» **Directive**
Return every record below exactly as written, omitting any pictures.

» **Exercise inputs**
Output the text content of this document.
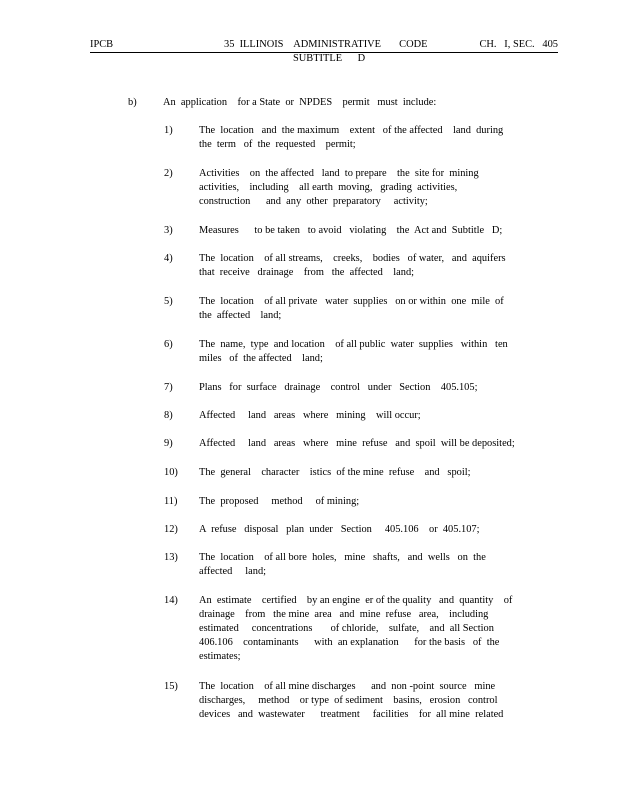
IPCB	35  ILLINOIS    ADMINISTRATIVE       CODE	CH.   I, SEC.   405
SUBTITLE      D
b)	An  application    for a State  or  NPDES    permit   must  include:
1)	The  location   and  the maximum    extent   of the affected    land  during
the  term   of  the  requested    permit;
2)	Activities    on  the affected   land  to prepare    the  site for  mining
activities,    including    all earth  moving,   grading  activities,
construction      and  any  other  preparatory     activity;
3)	Measures      to be taken   to avoid   violating    the  Act and  Subtitle   D;
4)	The  location    of all streams,    creeks,    bodies   of water,   and  aquifers
that  receive   drainage    from   the  affected    land;
5)	The  location    of all private   water  supplies   on or within  one  mile  of
the  affected    land;
6)	The  name,  type  and location    of all public  water  supplies   within   ten
miles   of  the affected    land;
7)	Plans   for  surface   drainage    control   under   Section    405.105;
8)	Affected     land   areas   where   mining    will occur;
9)	Affected     land   areas   where   mine  refuse   and  spoil  will be deposited;
10) The  general    character    istics  of the mine  refuse    and   spoil;
11) The  proposed     method     of mining;
12) A  refuse   disposal   plan  under   Section     405.106    or  405.107;
13) The  location    of all bore  holes,   mine   shafts,   and  wells   on  the
affected     land;
14) An  estimate    certified    by an engine  er of the quality   and  quantity    of
drainage    from   the mine  area   and  mine  refuse   area,    including
estimated     concentrations       of chloride,    sulfate,    and  all Section
406.106    contaminants      with  an explanation      for the basis   of  the
estimates;
15) The  location    of all mine discharges      and  non -point  source   mine
discharges,     method    or type  of sediment    basins,   erosion   control
devices   and  wastewater      treatment     facilities    for  all mine  related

» **Answer for the task**
Output the text content of this document.
IPCB	35  ILLINOIS    ADMINISTRATIVE       CODE	CH.   I, SEC.   405
SUBTITLE      D
b)	An  application    for a State  or  NPDES    permit   must  include:
1)	The  location   and  the maximum    extent   of the affected    land  during
the  term   of  the  requested    permit;
2)	Activities    on  the affected   land  to prepare    the  site for  mining
activities,    including    all earth  moving,   grading  activities,
construction      and  any  other  preparatory     activity;
3)	Measures      to be taken   to avoid   violating    the  Act and  Subtitle   D;
4)	The  location    of all streams,    creeks,    bodies   of water,   and  aquifers
that  receive   drainage    from   the  affected    land;
5)	The  location    of all private   water  supplies   on or within  one  mile  of
the  affected    land;
6)	The  name,  type  and location    of all public  water  supplies   within   ten
miles   of  the affected    land;
7)	Plans   for  surface   drainage    control   under   Section    405.105;
8)	Affected     land   areas   where   mining    will occur;
9)	Affected     land   areas   where   mine  refuse   and  spoil  will be deposited;
10) The  general    character    istics  of the mine  refuse    and   spoil;
11) The  proposed     method     of mining;
12) A  refuse   disposal   plan  under   Section     405.106    or  405.107;
13) The  location    of all bore  holes,   mine   shafts,   and  wells   on  the
affected     land;
14) An  estimate    certified    by an engine  er of the quality   and  quantity    of
drainage    from   the mine  area   and  mine  refuse   area,    including
estimated     concentrations       of chloride,    sulfate,    and  all Section
406.106    contaminants      with  an explanation      for the basis   of  the
estimates;
15) The  location    of all mine discharges      and  non -point  source   mine
discharges,     method    or type  of sediment    basins,   erosion   control
devices   and  wastewater      treatment     facilities    for  all mine  related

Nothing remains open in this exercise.